**What is required**
In the entries below, count every line containing "name". Reply with the number alone.

===============

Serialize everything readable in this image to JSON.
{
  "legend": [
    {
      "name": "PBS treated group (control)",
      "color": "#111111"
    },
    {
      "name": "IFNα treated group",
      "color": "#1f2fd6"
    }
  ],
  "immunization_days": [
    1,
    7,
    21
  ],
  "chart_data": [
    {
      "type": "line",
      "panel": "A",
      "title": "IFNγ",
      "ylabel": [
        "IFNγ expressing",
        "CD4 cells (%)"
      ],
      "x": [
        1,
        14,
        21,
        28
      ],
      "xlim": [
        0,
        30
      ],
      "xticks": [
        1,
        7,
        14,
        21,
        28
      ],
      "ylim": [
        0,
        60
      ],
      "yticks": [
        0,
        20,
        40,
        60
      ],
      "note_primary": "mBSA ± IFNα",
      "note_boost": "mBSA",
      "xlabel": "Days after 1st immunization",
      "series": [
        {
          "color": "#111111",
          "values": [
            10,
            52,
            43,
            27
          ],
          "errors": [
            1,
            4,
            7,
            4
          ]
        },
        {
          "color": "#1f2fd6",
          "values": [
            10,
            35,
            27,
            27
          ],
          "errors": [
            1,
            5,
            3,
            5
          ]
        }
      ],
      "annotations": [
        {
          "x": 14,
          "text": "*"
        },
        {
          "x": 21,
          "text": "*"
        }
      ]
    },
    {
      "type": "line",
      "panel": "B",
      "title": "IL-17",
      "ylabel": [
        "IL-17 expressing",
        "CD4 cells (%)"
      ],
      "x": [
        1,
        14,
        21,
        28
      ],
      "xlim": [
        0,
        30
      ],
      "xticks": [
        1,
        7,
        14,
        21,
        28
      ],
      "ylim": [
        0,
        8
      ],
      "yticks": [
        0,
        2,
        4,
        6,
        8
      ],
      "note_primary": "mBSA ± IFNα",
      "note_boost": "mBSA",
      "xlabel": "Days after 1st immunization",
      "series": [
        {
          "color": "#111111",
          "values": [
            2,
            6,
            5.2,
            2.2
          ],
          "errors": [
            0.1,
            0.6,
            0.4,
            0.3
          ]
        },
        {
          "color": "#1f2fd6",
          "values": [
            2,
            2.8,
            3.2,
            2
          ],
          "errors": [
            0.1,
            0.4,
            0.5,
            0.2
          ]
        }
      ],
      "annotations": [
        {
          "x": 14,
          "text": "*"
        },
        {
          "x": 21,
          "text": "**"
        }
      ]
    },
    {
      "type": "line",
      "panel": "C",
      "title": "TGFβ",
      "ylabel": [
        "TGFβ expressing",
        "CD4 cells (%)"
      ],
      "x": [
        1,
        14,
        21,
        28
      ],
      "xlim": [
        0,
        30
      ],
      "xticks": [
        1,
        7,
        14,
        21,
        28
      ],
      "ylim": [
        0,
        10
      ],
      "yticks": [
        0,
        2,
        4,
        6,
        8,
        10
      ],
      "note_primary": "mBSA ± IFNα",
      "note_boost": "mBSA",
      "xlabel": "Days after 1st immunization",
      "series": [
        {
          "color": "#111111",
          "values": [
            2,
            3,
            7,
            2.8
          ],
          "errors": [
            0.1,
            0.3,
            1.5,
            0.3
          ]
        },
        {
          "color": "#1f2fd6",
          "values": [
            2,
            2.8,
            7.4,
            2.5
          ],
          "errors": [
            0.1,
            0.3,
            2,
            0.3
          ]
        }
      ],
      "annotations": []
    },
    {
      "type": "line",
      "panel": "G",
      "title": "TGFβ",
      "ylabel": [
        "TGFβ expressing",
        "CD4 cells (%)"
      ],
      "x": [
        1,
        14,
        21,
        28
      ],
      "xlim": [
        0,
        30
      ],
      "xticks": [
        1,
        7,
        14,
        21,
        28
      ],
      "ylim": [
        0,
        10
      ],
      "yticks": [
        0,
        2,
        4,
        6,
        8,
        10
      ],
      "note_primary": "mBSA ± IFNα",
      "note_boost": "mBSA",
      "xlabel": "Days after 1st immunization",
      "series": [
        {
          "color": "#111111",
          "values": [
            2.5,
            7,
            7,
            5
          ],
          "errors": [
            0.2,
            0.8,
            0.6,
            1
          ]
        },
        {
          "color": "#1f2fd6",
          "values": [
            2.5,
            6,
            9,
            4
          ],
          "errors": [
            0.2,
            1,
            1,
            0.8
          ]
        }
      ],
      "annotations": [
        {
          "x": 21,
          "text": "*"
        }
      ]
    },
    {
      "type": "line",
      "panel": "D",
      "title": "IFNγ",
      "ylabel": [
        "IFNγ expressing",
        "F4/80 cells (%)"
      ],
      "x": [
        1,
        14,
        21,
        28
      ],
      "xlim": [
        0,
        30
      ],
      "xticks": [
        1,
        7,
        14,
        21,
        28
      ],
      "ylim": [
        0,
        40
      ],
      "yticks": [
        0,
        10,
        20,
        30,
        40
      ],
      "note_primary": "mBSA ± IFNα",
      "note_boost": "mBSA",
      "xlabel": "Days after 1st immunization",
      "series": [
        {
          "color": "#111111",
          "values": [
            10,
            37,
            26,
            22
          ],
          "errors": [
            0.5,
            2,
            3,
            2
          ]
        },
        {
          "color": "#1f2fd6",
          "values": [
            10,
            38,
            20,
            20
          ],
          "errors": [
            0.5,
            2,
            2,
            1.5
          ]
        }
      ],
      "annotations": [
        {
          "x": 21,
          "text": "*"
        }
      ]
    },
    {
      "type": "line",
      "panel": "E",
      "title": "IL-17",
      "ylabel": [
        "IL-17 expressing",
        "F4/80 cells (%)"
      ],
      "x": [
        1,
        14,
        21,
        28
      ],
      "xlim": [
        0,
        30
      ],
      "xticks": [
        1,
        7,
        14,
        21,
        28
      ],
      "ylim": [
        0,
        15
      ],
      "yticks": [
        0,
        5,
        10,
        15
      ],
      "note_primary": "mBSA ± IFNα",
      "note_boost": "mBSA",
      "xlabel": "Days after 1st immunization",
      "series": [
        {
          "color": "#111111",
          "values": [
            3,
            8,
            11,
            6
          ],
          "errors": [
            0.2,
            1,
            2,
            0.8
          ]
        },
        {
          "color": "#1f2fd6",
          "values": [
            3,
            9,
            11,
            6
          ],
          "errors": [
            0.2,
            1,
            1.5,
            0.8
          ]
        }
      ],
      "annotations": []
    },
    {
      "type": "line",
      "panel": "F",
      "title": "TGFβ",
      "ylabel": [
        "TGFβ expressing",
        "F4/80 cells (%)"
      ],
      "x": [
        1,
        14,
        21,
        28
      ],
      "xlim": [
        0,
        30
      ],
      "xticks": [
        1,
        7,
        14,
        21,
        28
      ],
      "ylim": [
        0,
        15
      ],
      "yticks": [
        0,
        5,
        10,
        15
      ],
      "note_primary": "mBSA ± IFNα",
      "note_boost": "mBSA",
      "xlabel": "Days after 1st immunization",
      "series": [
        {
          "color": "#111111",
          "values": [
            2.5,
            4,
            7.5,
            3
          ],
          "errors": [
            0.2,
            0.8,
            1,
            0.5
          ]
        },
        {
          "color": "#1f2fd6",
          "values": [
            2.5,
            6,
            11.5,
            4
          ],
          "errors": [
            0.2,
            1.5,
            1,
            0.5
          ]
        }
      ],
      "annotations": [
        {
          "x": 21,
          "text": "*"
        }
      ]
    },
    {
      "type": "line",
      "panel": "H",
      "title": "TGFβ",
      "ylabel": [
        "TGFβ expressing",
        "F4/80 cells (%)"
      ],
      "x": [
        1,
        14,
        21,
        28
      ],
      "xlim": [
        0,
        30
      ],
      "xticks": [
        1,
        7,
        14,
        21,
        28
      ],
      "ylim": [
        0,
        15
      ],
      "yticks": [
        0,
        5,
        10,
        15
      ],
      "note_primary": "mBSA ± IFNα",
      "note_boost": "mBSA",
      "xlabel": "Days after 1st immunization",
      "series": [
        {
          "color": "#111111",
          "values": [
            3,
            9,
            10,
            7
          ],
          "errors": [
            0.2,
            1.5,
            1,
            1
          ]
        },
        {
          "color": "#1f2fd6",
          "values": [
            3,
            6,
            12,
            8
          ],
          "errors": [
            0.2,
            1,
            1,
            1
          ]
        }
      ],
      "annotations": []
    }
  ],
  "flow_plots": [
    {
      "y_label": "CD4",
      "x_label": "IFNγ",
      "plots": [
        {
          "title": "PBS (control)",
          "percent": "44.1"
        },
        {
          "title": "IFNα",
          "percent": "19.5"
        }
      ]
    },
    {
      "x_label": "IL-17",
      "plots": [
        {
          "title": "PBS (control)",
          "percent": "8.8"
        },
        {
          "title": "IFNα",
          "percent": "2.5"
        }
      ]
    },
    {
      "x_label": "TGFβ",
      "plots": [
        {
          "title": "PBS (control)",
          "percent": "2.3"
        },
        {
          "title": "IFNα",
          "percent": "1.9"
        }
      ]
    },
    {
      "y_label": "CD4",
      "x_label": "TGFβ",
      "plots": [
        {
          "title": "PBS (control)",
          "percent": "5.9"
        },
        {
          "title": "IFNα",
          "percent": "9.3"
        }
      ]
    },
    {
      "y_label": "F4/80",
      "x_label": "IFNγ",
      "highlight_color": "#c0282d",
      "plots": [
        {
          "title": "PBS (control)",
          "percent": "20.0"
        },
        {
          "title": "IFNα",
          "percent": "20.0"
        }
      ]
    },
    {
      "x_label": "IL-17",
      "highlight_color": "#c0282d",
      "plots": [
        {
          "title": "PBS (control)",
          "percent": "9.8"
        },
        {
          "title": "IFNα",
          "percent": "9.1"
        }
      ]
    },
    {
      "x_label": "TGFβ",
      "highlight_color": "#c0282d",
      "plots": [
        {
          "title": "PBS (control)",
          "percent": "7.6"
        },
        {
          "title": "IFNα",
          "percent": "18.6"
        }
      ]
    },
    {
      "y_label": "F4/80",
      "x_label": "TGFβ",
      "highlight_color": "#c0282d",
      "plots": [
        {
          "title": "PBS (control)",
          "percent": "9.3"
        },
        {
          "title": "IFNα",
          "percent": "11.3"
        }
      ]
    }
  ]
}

===============

**Solution to the exercise**
2